## Description of the task:
Using the entries that follow, collect the lines where the word "карточка" appears.

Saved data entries
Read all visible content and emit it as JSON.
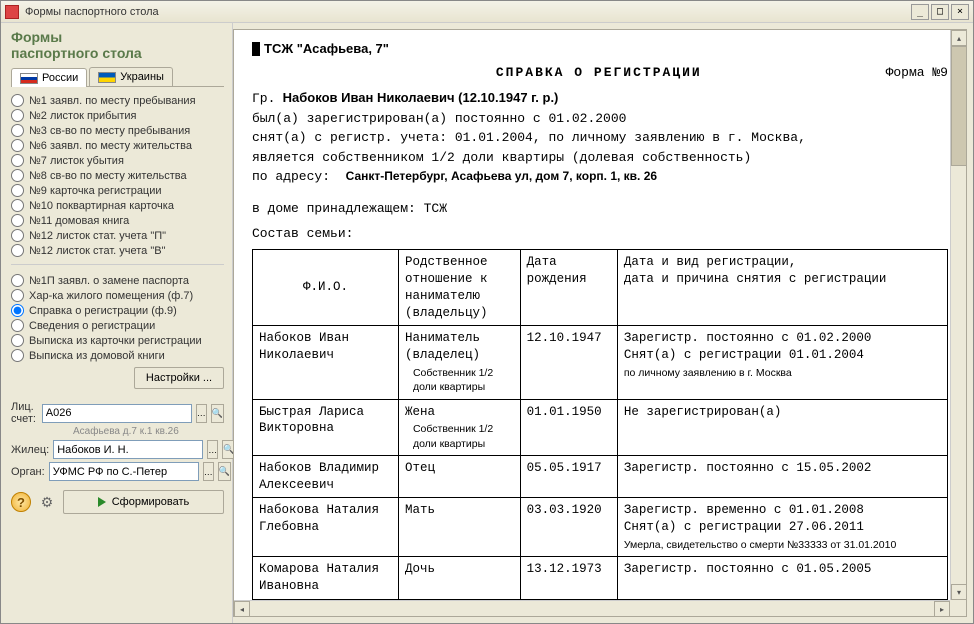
{
  "window": {
    "title": "Формы паспортного стола"
  },
  "sidebar": {
    "heading": "Формы\nпаспортного стола",
    "tabs": {
      "ru": "России",
      "ua": "Украины"
    },
    "forms1": [
      "№1  заявл. по месту пребывания",
      "№2  листок прибытия",
      "№3  св-во по месту пребывания",
      "№6  заявл. по месту жительства",
      "№7  листок убытия",
      "№8  св-во по месту жительства",
      "№9  карточка регистрации",
      "№10 поквартирная карточка",
      "№11 домовая книга",
      "№12 листок стат. учета \"П\"",
      "№12 листок стат. учета \"В\""
    ],
    "forms2": [
      "№1П  заявл. о замене паспорта",
      "Хар-ка жилого помещения (ф.7)",
      "Справка о регистрации (ф.9)",
      "Сведения о регистрации",
      "Выписка из карточки регистрации",
      "Выписка из домовой книги"
    ],
    "selected_form2_index": 2,
    "settings_btn": "Настройки ...",
    "fields": {
      "acct_label": "Лиц. счет:",
      "acct_value": "А026",
      "acct_sub": "Асафьева д.7 к.1 кв.26",
      "person_label": "Жилец:",
      "person_value": "Набоков И. Н.",
      "org_label": "Орган:",
      "org_value": "УФМС РФ по С.-Петер"
    },
    "form_btn": "Сформировать"
  },
  "doc": {
    "org": "ТСЖ \"Асафьева, 7\"",
    "title": "СПРАВКА О РЕГИСТРАЦИИ",
    "form_no": "Форма №9",
    "gr_prefix": "Гр.",
    "person": "Набоков Иван Николаевич (12.10.1947 г. р.)",
    "line1": "был(а) зарегистрирован(а) постоянно с 01.02.2000",
    "line2": "снят(а) с регистр. учета: 01.01.2004, по личному заявлению в г. Москва,",
    "line3": "является собственником 1/2 доли квартиры (долевая собственность)",
    "addr_prefix": "по адресу:",
    "addr": "Санкт-Петербург, Асафьева ул, дом 7, корп. 1, кв. 26",
    "house_line": "в доме принадлежащем:  ТСЖ",
    "family_head": "Состав семьи:",
    "table": {
      "headers": {
        "fio": "Ф.И.О.",
        "rel": "Родственное отношение к нанимателю (владельцу)",
        "dob": "Дата рождения",
        "reg": "Дата и вид регистрации,\nдата и причина снятия с регистрации"
      },
      "rows": [
        {
          "fio": "Набоков Иван Николаевич",
          "rel": "Наниматель (владелец)",
          "rel_note": "Собственник 1/2 доли квартиры",
          "dob": "12.10.1947",
          "reg": "Зарегистр. постоянно с 01.02.2000\nСнят(а) с регистрации  01.01.2004",
          "reg_note": "по личному заявлению в г. Москва"
        },
        {
          "fio": "Быстрая Лариса Викторовна",
          "rel": "Жена",
          "rel_note": "Собственник 1/2 доли квартиры",
          "dob": "01.01.1950",
          "reg": "Не зарегистрирован(а)",
          "reg_note": ""
        },
        {
          "fio": "Набоков Владимир Алексеевич",
          "rel": "Отец",
          "rel_note": "",
          "dob": "05.05.1917",
          "reg": "Зарегистр. постоянно с 15.05.2002",
          "reg_note": ""
        },
        {
          "fio": "Набокова Наталия Глебовна",
          "rel": "Мать",
          "rel_note": "",
          "dob": "03.03.1920",
          "reg": "Зарегистр. временно с 01.01.2008\nСнят(а) с регистрации  27.06.2011",
          "reg_note": "Умерла, свидетельство о смерти №33333 от 31.01.2010"
        },
        {
          "fio": "Комарова Наталия Ивановна",
          "rel": "Дочь",
          "rel_note": "",
          "dob": "13.12.1973",
          "reg": "Зарегистр. постоянно с 01.05.2005",
          "reg_note": ""
        }
      ]
    }
  }
}
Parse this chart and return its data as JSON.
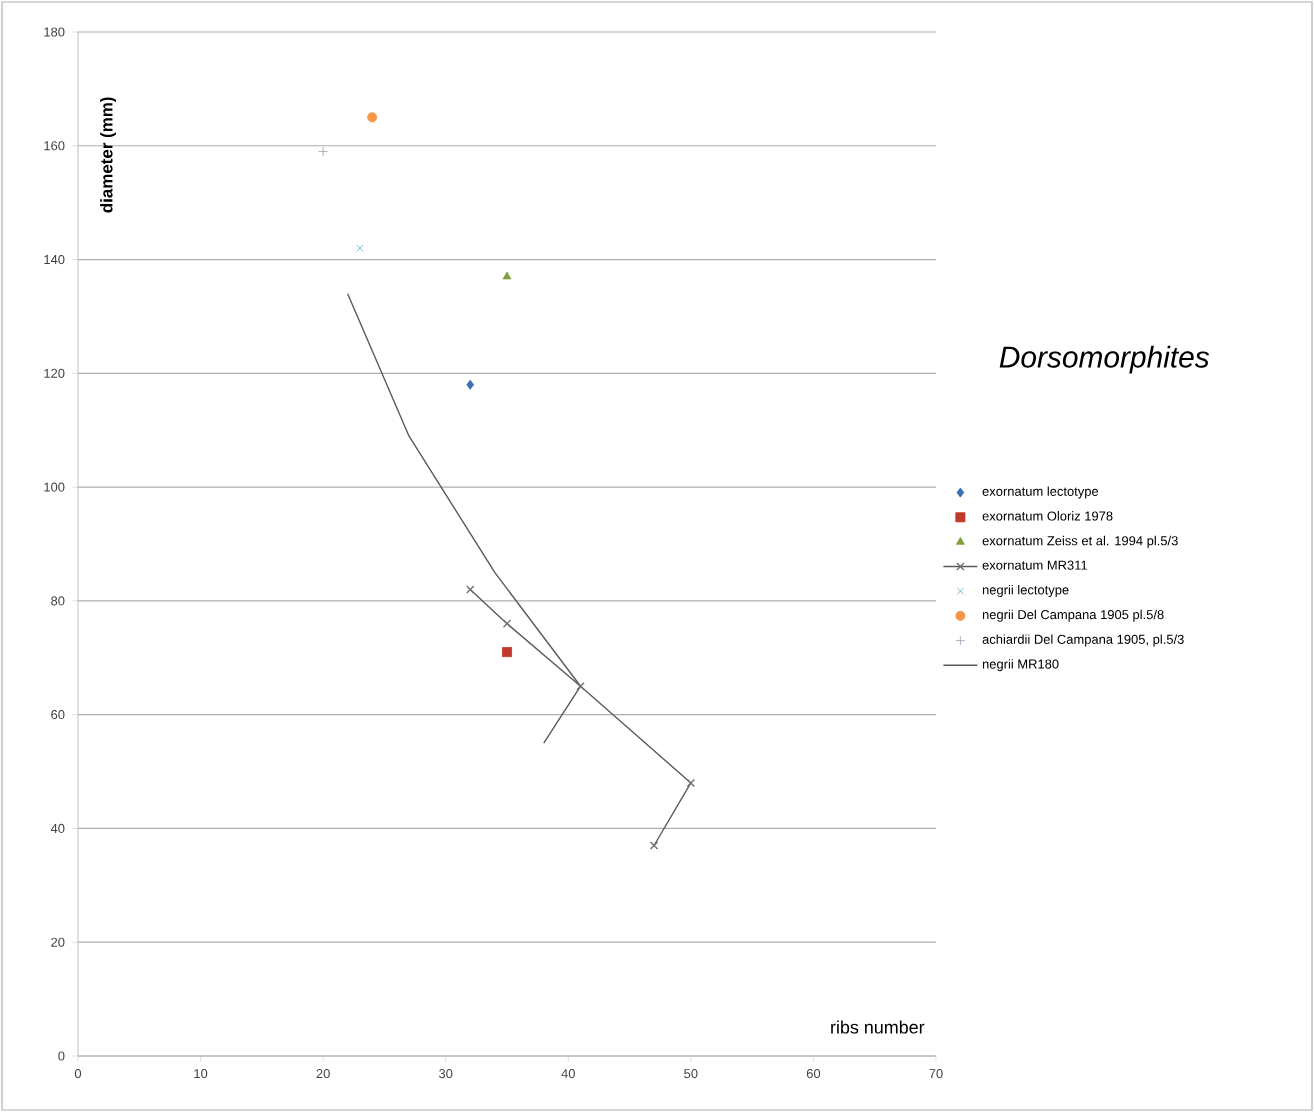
{
  "chart_data": {
    "type": "scatter",
    "title": "Dorsomorphites",
    "xlabel": "ribs number",
    "ylabel": "diameter (mm)",
    "xlim": [
      0,
      70
    ],
    "ylim": [
      0,
      180
    ],
    "xticks": [
      0,
      10,
      20,
      30,
      40,
      50,
      60,
      70
    ],
    "yticks": [
      0,
      20,
      40,
      60,
      80,
      100,
      120,
      140,
      160,
      180
    ],
    "grid": "y",
    "legend": "right",
    "series": [
      {
        "name": "exornatum lectotype",
        "color": "#3f6fb0",
        "marker": "diamond",
        "x": [
          32
        ],
        "values": [
          118
        ]
      },
      {
        "name": "exornatum Oloriz 1978",
        "color": "#c0392b",
        "marker": "square",
        "x": [
          35
        ],
        "values": [
          71
        ]
      },
      {
        "name": "exornatum Zeiss  et al. 1994 pl.5/3",
        "color": "#7fa03c",
        "marker": "triangle",
        "x": [
          35
        ],
        "values": [
          137
        ]
      },
      {
        "name": "exornatum MR311",
        "color": "#707070",
        "marker": "cross",
        "type": "line",
        "x": [
          32,
          35,
          41,
          50,
          47
        ],
        "values": [
          82,
          76,
          65,
          48,
          37
        ]
      },
      {
        "name": "negrii lectotype",
        "color": "#4bacc6",
        "marker": "cross",
        "x": [
          23
        ],
        "values": [
          142
        ]
      },
      {
        "name": "negrii Del Campana 1905 pl.5/8",
        "color": "#f79646",
        "marker": "circle",
        "x": [
          24
        ],
        "values": [
          165
        ]
      },
      {
        "name": "achiardii Del Campana 1905, pl.5/3",
        "color": "#9aa0b8",
        "marker": "plus",
        "x": [
          20
        ],
        "values": [
          159
        ]
      },
      {
        "name": "negrii MR180",
        "color": "#555555",
        "marker": "none",
        "type": "line",
        "x": [
          22,
          27,
          34,
          41,
          38
        ],
        "values": [
          134,
          109,
          85,
          65,
          55
        ]
      }
    ]
  }
}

## Exercise answer:
      "№9  карточка регистрации",
      "№10 поквартирная карточка",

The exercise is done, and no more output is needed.